▶ _EXERCISE INSTRUCTIONS_
Write out, precisely and in full, each line of the material.

Records from a data source:

** begin **

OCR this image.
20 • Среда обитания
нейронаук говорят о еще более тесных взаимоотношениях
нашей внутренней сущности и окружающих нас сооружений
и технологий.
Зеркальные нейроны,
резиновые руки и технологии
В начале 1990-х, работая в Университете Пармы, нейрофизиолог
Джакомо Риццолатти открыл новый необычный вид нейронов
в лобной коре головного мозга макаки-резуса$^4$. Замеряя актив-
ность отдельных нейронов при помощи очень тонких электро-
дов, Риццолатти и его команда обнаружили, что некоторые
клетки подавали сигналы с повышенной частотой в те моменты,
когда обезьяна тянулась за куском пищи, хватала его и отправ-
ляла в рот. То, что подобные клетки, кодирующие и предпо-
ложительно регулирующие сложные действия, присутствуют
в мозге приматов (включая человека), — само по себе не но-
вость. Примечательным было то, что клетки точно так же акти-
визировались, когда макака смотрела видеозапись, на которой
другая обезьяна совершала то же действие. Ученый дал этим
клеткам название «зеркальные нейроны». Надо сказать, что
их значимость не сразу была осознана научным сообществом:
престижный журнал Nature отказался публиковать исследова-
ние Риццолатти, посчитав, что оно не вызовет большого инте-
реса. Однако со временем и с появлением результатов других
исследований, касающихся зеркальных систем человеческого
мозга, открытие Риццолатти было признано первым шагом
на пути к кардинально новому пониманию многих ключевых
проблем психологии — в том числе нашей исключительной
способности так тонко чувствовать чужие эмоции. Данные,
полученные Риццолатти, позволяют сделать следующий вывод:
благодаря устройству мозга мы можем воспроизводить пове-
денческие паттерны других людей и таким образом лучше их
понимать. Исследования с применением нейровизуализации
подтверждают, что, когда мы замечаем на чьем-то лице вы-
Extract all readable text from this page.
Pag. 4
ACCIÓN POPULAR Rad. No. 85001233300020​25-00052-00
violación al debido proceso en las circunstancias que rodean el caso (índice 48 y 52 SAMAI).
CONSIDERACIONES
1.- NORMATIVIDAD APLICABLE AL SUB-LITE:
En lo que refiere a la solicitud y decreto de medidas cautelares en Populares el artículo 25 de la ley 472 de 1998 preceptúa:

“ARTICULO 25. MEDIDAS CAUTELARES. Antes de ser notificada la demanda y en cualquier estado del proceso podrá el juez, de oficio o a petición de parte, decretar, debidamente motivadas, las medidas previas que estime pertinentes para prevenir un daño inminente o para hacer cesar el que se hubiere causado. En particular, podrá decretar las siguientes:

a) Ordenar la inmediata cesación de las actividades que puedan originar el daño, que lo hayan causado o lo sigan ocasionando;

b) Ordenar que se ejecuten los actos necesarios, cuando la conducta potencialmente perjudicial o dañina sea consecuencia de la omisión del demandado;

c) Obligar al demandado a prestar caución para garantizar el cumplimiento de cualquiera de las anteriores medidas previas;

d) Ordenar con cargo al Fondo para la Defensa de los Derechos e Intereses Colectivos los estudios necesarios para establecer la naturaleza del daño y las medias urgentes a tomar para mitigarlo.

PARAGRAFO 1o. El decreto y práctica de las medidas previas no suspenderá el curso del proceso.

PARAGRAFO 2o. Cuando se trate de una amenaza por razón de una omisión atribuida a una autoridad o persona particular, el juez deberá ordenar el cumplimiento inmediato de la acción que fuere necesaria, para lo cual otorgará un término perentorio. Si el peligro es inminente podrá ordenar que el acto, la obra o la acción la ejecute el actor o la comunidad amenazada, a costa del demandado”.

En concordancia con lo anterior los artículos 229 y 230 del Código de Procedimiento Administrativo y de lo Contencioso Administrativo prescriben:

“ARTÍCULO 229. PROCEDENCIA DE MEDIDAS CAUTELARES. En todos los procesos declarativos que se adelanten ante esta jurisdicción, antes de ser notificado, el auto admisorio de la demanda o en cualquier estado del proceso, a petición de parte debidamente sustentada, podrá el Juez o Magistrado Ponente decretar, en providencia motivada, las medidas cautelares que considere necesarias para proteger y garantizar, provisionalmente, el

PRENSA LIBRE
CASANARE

** end **

▶ _SOLUTION_
OCR this image.
20 • Среда обитания
нейронаук говорят о еще более тесных взаимоотношениях
нашей внутренней сущности и окружающих нас сооружений
и технологий.
Зеркальные нейроны,
резиновые руки и технологии
В начале 1990-х, работая в Университете Пармы, нейрофизиолог
Джакомо Риццолатти открыл новый необычный вид нейронов
в лобной коре головного мозга макаки-резуса$^4$. Замеряя актив-
ность отдельных нейронов при помощи очень тонких электро-
дов, Риццолатти и его команда обнаружили, что некоторые
клетки подавали сигналы с повышенной частотой в те моменты,
когда обезьяна тянулась за куском пищи, хватала его и отправ-
ляла в рот. То, что подобные клетки, кодирующие и предпо-
ложительно регулирующие сложные действия, присутствуют
в мозге приматов (включая человека), — само по себе не но-
вость. Примечательным было то, что клетки точно так же акти-
визировались, когда макака смотрела видеозапись, на которой
другая обезьяна совершала то же действие. Ученый дал этим
клеткам название «зеркальные нейроны». Надо сказать, что
их значимость не сразу была осознана научным сообществом:
престижный журнал Nature отказался публиковать исследова-
ние Риццолатти, посчитав, что оно не вызовет большого инте-
реса. Однако со временем и с появлением результатов других
исследований, касающихся зеркальных систем человеческого
мозга, открытие Риццолатти было признано первым шагом
на пути к кардинально новому пониманию многих ключевых
проблем психологии — в том числе нашей исключительной
способности так тонко чувствовать чужие эмоции. Данные,
полученные Риццолатти, позволяют сделать следующий вывод:
благодаря устройству мозга мы можем воспроизводить пове-
денческие паттерны других людей и таким образом лучше их
понимать. Исследования с применением нейровизуализации
подтверждают, что, когда мы замечаем на чьем-то лице вы-
Extract all readable text from this page.
Pag. 4
ACCIÓN POPULAR Rad. No. 85001233300020​25-00052-00
violación al debido proceso en las circunstancias que rodean el caso (índice 48 y 52 SAMAI).
CONSIDERACIONES
1.- NORMATIVIDAD APLICABLE AL SUB-LITE:
En lo que refiere a la solicitud y decreto de medidas cautelares en Populares el artículo 25 de la ley 472 de 1998 preceptúa:

“ARTICULO 25. MEDIDAS CAUTELARES. Antes de ser notificada la demanda y en cualquier estado del proceso podrá el juez, de oficio o a petición de parte, decretar, debidamente motivadas, las medidas previas que estime pertinentes para prevenir un daño inminente o para hacer cesar el que se hubiere causado. En particular, podrá decretar las siguientes:

a) Ordenar la inmediata cesación de las actividades que puedan originar el daño, que lo hayan causado o lo sigan ocasionando;

b) Ordenar que se ejecuten los actos necesarios, cuando la conducta potencialmente perjudicial o dañina sea consecuencia de la omisión del demandado;

c) Obligar al demandado a prestar caución para garantizar el cumplimiento de cualquiera de las anteriores medidas previas;

d) Ordenar con cargo al Fondo para la Defensa de los Derechos e Intereses Colectivos los estudios necesarios para establecer la naturaleza del daño y las medias urgentes a tomar para mitigarlo.

PARAGRAFO 1o. El decreto y práctica de las medidas previas no suspenderá el curso del proceso.

PARAGRAFO 2o. Cuando se trate de una amenaza por razón de una omisión atribuida a una autoridad o persona particular, el juez deberá ordenar el cumplimiento inmediato de la acción que fuere necesaria, para lo cual otorgará un término perentorio. Si el peligro es inminente podrá ordenar que el acto, la obra o la acción la ejecute el actor o la comunidad amenazada, a costa del demandado”.

En concordancia con lo anterior los artículos 229 y 230 del Código de Procedimiento Administrativo y de lo Contencioso Administrativo prescriben:

“ARTÍCULO 229. PROCEDENCIA DE MEDIDAS CAUTELARES. En todos los procesos declarativos que se adelanten ante esta jurisdicción, antes de ser notificado, el auto admisorio de la demanda o en cualquier estado del proceso, a petición de parte debidamente sustentada, podrá el Juez o Magistrado Ponente decretar, en providencia motivada, las medidas cautelares que considere necesarias para proteger y garantizar, provisionalmente, el

PRENSA LIBRE
CASANARE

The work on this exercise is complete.